<<<<
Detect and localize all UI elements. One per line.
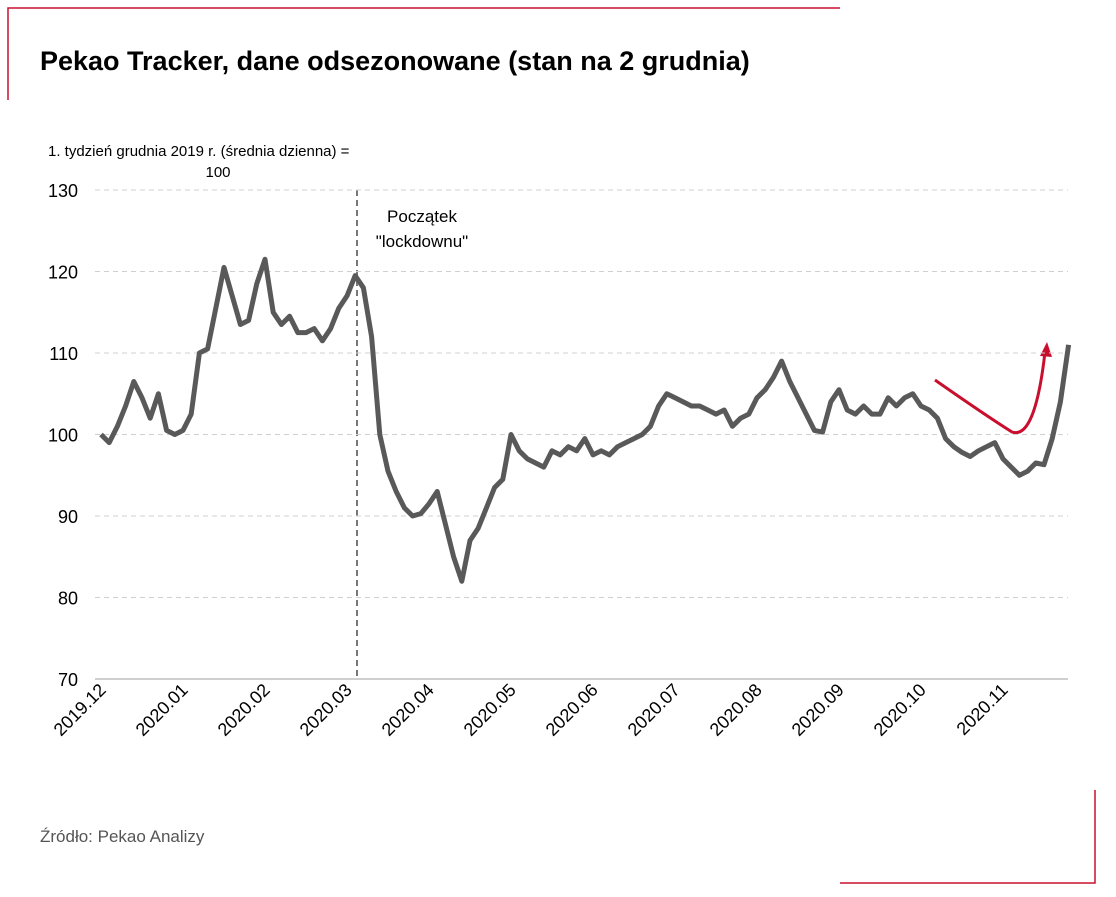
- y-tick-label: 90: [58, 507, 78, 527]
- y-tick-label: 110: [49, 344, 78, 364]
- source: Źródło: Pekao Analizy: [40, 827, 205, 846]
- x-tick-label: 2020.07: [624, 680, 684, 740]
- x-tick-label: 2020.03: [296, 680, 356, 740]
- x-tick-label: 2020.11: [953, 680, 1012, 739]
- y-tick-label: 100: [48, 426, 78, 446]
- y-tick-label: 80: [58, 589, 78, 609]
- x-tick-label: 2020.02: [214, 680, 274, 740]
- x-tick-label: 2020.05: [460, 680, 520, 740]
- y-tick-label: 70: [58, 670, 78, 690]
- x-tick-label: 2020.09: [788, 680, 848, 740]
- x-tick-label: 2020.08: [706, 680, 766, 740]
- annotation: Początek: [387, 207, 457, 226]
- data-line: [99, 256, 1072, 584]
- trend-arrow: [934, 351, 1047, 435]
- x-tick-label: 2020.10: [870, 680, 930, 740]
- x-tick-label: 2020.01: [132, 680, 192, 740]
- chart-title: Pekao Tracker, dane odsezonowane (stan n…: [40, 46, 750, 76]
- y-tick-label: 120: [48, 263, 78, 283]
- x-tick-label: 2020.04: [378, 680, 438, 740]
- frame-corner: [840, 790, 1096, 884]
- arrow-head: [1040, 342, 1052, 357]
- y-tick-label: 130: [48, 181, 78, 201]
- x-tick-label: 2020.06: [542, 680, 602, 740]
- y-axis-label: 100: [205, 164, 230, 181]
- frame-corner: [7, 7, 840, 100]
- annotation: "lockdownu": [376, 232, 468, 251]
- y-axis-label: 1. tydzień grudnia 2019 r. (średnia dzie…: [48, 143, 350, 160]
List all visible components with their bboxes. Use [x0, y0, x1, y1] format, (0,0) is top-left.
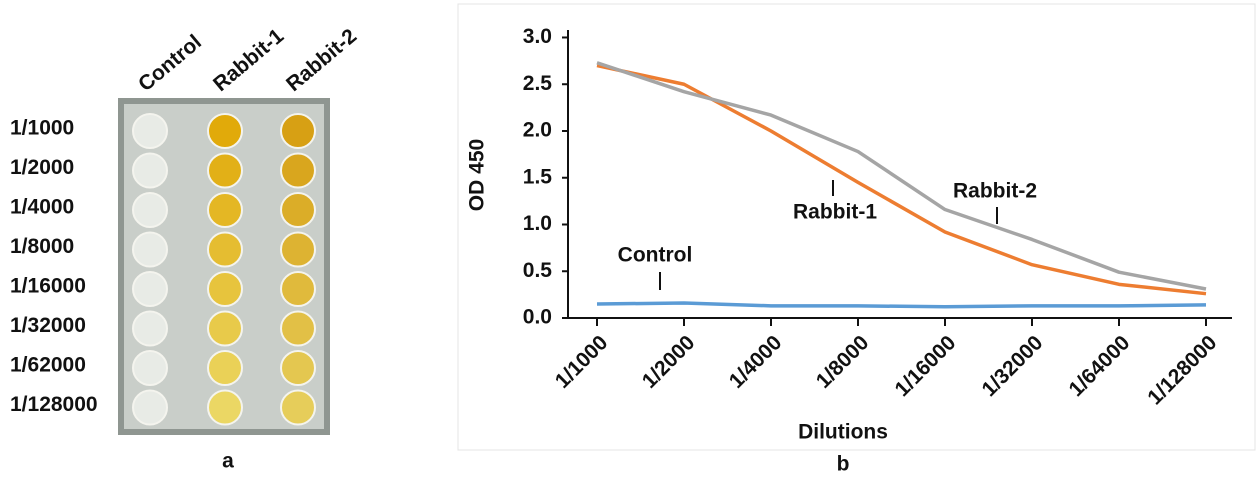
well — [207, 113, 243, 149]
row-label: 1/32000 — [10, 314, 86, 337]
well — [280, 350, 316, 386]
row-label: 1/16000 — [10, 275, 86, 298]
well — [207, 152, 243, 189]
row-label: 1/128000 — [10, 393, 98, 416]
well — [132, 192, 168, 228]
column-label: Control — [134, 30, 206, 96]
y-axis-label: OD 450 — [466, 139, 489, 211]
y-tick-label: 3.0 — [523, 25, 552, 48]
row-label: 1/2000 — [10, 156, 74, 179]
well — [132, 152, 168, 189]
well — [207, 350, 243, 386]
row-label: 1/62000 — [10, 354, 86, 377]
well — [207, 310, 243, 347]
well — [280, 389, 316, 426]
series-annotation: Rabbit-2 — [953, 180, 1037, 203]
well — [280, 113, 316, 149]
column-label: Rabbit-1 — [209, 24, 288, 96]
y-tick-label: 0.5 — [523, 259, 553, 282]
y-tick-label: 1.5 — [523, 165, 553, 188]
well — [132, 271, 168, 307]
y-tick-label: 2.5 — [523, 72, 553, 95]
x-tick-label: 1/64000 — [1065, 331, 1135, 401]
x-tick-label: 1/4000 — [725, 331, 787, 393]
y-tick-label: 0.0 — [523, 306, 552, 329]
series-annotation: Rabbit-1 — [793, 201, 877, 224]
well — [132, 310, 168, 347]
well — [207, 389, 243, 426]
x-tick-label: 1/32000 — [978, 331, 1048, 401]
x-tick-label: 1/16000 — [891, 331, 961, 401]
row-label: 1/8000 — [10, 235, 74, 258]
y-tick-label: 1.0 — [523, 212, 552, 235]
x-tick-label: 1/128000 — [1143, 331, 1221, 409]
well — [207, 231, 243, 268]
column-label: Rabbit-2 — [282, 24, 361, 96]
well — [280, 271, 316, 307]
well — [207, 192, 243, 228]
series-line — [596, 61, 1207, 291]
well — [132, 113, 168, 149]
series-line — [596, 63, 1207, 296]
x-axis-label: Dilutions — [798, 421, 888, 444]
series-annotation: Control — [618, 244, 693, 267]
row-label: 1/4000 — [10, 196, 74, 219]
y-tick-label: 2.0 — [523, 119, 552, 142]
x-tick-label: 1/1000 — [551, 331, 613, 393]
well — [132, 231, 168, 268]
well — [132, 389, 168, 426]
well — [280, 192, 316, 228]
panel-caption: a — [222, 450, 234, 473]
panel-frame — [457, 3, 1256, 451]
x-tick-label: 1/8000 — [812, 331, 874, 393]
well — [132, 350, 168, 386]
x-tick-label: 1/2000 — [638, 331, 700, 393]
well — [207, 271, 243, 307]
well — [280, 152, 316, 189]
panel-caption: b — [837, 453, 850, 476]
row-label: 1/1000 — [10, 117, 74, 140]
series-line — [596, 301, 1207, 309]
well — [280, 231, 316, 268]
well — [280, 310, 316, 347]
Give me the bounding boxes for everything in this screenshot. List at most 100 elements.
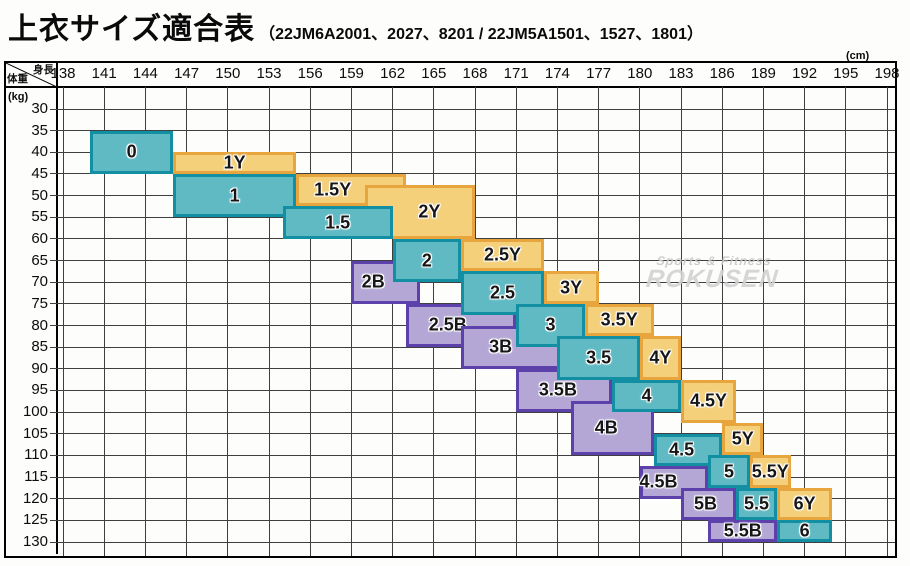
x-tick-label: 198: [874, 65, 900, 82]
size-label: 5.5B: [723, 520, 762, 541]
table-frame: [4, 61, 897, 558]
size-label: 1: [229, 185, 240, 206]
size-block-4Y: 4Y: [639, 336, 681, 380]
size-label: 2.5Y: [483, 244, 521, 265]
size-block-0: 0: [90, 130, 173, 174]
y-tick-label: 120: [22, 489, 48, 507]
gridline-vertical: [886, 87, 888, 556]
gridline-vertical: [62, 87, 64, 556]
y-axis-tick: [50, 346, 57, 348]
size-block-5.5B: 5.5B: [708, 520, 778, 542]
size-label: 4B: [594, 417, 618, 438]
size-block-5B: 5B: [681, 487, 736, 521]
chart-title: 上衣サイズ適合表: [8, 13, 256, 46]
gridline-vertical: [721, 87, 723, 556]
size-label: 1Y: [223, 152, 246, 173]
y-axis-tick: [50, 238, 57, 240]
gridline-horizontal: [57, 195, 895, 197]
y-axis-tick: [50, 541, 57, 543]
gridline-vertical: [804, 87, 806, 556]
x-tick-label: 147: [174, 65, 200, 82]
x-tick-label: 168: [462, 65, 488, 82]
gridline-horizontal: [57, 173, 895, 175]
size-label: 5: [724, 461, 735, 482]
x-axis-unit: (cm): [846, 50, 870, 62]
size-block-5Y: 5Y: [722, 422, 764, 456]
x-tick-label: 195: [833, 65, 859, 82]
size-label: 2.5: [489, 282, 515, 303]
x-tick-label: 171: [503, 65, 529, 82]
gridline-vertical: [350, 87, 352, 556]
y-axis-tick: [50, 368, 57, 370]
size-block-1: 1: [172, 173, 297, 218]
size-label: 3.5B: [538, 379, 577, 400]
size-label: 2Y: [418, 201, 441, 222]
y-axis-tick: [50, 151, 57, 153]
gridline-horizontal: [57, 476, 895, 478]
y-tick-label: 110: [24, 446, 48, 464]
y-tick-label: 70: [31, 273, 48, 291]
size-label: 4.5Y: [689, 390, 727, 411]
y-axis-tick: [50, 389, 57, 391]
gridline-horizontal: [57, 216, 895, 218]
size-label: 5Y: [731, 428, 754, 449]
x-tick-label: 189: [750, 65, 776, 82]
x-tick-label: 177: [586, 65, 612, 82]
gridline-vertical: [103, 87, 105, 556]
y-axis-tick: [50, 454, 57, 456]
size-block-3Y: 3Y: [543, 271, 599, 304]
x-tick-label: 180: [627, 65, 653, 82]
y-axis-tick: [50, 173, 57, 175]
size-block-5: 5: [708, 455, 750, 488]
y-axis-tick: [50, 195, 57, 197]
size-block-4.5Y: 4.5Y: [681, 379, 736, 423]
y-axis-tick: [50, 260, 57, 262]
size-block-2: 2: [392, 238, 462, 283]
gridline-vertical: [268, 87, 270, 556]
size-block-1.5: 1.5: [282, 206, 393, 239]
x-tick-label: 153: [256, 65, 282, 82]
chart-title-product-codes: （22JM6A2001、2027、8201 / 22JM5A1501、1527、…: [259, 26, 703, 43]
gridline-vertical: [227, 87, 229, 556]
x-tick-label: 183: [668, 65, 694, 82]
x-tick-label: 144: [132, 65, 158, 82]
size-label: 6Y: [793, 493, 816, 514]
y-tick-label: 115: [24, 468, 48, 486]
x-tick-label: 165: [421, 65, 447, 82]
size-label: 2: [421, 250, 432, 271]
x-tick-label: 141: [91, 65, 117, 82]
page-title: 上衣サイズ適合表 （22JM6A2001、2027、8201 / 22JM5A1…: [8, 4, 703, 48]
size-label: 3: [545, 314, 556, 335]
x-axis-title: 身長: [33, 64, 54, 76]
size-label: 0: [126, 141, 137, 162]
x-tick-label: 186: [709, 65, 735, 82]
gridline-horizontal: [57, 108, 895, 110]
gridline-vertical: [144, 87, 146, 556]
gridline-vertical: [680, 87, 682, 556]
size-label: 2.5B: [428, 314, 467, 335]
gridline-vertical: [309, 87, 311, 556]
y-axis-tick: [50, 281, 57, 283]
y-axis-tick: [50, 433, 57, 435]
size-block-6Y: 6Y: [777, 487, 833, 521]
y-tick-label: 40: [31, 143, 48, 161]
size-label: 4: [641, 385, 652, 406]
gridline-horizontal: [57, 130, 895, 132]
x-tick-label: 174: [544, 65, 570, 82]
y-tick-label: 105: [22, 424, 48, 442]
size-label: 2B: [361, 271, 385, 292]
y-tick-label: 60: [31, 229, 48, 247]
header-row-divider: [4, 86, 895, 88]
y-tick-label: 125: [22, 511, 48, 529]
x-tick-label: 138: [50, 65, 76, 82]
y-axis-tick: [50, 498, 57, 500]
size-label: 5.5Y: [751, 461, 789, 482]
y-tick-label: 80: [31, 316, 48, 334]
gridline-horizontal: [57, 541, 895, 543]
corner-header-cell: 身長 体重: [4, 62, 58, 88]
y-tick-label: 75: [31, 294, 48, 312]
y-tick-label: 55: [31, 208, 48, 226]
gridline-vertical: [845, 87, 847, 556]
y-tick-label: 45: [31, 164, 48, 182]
>>>>
Arrange the lines from the start of the rows through the line containing "List all visible" as a JSON list of strings, one string per line, with blank lines left out. Leave the pictures out.

[
  "Detect and localize all UI elements. One per line.",
  "- y-tick-label: 90: [58, 507, 78, 527]",
  "- y-tick-label: 110: [49, 344, 78, 364]",
  "- source: Źródło: Pekao Analizy: [40, 827, 205, 846]",
  "- x-tick-label: 2020.07: [624, 680, 684, 740]",
  "- x-tick-label: 2020.03: [296, 680, 356, 740]",
  "- x-tick-label: 2020.11: [953, 680, 1012, 739]",
  "- y-tick-label: 100: [48, 426, 78, 446]",
  "- y-tick-label: 80: [58, 589, 78, 609]",
  "- x-tick-label: 2020.02: [214, 680, 274, 740]",
  "- x-tick-label: 2020.05: [460, 680, 520, 740]",
  "- y-tick-label: 70: [58, 670, 78, 690]",
  "- x-tick-label: 2020.09: [788, 680, 848, 740]",
  "- x-tick-label: 2020.08: [706, 680, 766, 740]",
  "- annotation: Początek: [387, 207, 457, 226]",
  "- data-line: [99, 256, 1072, 584]",
  "- trend-arrow: [934, 351, 1047, 435]",
  "- x-tick-label: 2020.10: [870, 680, 930, 740]",
  "- x-tick-label: 2020.01: [132, 680, 192, 740]",
  "- chart-title: Pekao Tracker, dane odsezonowane (stan n…: [40, 46, 750, 76]",
  "- y-tick-label: 120: [48, 263, 78, 283]",
  "- x-tick-label: 2020.04: [378, 680, 438, 740]",
  "- frame-corner: [840, 790, 1096, 884]",
  "- arrow-head: [1040, 342, 1052, 357]",
  "- y-tick-label: 130: [48, 181, 78, 201]",
  "- x-tick-label: 2020.06: [542, 680, 602, 740]",
  "- y-axis-label: 100: [205, 164, 230, 181]",
  "- frame-corner: [7, 7, 840, 100]",
  "- annotation: \"lockdownu\": [376, 232, 468, 251]",
  "- y-axis-label: 1. tydzień grudnia 2019 r. (średnia dzie…: [48, 143, 350, 160]",
  "List all visible components with their bboxes. Use [x0, y0, x1, y1] format, (0,0) is top-left."
]